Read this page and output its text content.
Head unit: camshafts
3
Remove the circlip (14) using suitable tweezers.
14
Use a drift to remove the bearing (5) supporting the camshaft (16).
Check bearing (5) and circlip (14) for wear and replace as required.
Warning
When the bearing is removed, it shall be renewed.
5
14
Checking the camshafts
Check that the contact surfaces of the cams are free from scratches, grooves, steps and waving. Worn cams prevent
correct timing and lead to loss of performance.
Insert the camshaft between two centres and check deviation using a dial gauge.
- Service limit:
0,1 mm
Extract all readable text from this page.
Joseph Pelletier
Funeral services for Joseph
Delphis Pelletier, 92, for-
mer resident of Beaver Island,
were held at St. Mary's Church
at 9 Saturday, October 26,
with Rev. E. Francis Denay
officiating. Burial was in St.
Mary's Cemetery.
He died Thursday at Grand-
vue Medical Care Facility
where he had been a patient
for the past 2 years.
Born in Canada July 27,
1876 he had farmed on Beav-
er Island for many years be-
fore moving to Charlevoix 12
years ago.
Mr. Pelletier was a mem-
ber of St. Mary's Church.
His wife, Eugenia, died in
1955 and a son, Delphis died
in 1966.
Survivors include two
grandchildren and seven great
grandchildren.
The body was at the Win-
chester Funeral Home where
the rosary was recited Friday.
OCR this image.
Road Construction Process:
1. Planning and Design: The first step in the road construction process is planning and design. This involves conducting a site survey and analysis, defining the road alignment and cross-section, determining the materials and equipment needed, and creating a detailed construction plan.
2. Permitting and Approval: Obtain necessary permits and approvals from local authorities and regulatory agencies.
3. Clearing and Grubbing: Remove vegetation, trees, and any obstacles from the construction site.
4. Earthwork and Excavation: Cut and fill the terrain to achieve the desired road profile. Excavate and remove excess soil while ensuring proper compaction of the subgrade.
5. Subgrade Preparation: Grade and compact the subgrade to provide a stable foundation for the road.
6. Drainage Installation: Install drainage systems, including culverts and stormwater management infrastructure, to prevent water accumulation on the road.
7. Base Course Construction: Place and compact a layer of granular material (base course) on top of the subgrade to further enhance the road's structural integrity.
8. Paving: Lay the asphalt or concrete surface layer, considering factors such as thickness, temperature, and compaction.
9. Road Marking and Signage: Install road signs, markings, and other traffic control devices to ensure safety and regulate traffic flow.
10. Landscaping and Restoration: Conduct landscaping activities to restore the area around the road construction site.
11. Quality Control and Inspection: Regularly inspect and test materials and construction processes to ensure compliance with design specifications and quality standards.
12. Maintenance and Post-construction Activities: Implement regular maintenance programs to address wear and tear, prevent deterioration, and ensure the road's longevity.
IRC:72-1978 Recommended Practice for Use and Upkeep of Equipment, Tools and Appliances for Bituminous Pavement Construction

==========

What you will do >> From the entries above, copy every line that holds the word "grandchildren".

Answer to this problem >>
grandchildren and seven great
grandchildren.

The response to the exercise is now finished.